> TASK REQUIREMENTS
Rewrite the records below with every occurrence of "Hipster Beard" changed to "Iron Helm", keeping everything else the same.

## Begin DATA FOR THE TASK

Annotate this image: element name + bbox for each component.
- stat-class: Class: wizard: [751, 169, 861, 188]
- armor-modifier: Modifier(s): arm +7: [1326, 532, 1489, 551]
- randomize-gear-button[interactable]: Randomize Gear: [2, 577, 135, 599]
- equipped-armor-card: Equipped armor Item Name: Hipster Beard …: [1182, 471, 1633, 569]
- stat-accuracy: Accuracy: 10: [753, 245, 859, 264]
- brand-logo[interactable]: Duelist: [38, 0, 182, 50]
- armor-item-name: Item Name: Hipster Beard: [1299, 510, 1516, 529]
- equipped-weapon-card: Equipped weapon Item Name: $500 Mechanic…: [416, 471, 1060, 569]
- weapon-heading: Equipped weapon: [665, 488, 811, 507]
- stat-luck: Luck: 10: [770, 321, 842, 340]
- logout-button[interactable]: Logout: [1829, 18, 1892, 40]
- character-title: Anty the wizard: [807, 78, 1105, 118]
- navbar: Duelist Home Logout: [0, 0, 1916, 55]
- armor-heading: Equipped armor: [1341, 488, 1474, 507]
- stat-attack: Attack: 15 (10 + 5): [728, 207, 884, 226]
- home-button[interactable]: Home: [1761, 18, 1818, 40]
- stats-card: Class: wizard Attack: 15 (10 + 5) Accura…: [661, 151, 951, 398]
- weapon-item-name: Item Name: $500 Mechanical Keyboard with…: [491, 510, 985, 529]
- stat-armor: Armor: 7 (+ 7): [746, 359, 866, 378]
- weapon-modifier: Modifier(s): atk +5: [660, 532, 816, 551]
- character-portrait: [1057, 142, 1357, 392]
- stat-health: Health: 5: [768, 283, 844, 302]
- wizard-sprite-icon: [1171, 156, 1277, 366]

## End DATA FOR THE TASK

> FULL RESPONSE
Annotate this image: element name + bbox for each component.
- stat-class: Class: wizard: [751, 169, 861, 188]
- armor-modifier: Modifier(s): arm +7: [1326, 532, 1489, 551]
- randomize-gear-button[interactable]: Randomize Gear: [2, 577, 135, 599]
- equipped-armor-card: Equipped armor Item Name: Iron Helm …: [1182, 471, 1633, 569]
- stat-accuracy: Accuracy: 10: [753, 245, 859, 264]
- brand-logo[interactable]: Duelist: [38, 0, 182, 50]
- armor-item-name: Item Name: Iron Helm: [1299, 510, 1516, 529]
- equipped-weapon-card: Equipped weapon Item Name: $500 Mechanic…: [416, 471, 1060, 569]
- weapon-heading: Equipped weapon: [665, 488, 811, 507]
- stat-luck: Luck: 10: [770, 321, 842, 340]
- logout-button[interactable]: Logout: [1829, 18, 1892, 40]
- character-title: Anty the wizard: [807, 78, 1105, 118]
- navbar: Duelist Home Logout: [0, 0, 1916, 55]
- armor-heading: Equipped armor: [1341, 488, 1474, 507]
- stat-attack: Attack: 15 (10 + 5): [728, 207, 884, 226]
- home-button[interactable]: Home: [1761, 18, 1818, 40]
- stats-card: Class: wizard Attack: 15 (10 + 5) Accura…: [661, 151, 951, 398]
- weapon-item-name: Item Name: $500 Mechanical Keyboard with…: [491, 510, 985, 529]
- stat-armor: Armor: 7 (+ 7): [746, 359, 866, 378]
- weapon-modifier: Modifier(s): atk +5: [660, 532, 816, 551]
- character-portrait: [1057, 142, 1357, 392]
- stat-health: Health: 5: [768, 283, 844, 302]
- wizard-sprite-icon: [1171, 156, 1277, 366]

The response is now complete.